Copy every line of the listing that holds the string "each".

* Begin *

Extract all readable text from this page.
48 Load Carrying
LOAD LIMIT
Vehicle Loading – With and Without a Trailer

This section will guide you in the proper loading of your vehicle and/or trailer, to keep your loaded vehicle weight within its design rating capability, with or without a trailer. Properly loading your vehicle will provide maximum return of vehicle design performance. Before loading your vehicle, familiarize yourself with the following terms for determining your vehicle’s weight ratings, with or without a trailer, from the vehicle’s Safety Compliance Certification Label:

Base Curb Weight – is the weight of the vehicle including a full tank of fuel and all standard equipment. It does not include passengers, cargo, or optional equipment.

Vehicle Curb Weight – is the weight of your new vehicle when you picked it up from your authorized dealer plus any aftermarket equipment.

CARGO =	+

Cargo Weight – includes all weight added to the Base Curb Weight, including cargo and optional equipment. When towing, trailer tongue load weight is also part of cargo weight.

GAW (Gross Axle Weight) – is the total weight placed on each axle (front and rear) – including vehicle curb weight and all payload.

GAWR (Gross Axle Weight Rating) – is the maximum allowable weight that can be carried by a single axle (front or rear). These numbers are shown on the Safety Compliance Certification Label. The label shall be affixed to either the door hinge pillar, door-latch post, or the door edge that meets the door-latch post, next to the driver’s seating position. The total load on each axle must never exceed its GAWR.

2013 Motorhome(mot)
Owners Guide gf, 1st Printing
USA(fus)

* End *
* Begin *

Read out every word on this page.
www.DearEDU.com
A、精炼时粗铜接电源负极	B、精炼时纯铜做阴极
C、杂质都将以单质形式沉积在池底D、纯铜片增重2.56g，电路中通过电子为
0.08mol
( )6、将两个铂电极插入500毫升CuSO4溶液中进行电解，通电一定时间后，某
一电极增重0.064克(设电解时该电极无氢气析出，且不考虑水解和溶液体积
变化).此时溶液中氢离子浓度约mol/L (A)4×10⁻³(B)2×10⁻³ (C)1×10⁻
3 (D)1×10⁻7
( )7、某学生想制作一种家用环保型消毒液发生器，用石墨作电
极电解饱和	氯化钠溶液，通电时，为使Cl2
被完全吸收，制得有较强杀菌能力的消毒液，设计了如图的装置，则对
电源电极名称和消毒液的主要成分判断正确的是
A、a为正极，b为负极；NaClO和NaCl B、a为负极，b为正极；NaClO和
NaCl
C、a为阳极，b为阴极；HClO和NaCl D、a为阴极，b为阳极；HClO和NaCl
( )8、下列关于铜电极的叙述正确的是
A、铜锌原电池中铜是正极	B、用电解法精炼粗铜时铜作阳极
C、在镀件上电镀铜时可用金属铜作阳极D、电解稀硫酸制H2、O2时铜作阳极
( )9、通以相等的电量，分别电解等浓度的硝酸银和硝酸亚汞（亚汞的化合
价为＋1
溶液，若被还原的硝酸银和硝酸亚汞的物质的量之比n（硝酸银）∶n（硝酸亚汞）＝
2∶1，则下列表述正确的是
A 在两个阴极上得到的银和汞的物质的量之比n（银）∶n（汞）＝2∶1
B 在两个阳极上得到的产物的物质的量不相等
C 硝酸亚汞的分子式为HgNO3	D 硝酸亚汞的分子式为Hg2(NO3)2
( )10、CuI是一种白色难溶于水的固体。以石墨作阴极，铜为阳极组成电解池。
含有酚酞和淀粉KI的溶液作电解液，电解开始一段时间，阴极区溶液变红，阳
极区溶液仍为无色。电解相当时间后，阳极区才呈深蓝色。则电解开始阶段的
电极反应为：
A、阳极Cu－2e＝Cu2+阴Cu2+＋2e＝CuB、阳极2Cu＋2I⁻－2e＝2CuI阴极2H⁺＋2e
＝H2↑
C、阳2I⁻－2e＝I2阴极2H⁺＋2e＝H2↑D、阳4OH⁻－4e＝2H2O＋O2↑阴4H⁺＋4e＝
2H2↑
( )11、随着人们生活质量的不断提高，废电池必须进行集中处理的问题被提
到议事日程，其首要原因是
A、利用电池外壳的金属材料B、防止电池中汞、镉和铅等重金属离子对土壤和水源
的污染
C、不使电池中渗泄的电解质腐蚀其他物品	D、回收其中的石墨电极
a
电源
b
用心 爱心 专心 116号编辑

* End *

> [RESULT]
GAW (Gross Axle Weight) – is the total weight placed on each axle (front and rear) – including vehicle curb weight and all payload.
GAWR (Gross Axle Weight Rating) – is the maximum allowable weight that can be carried by a single axle (front or rear). These numbers are shown on the Safety Compliance Certification Label. The label shall be affixed to either the door hinge pillar, door-latch post, or the door edge that meets the door-latch post, next to the driver’s seating position. The total load on each axle must never exceed its GAWR.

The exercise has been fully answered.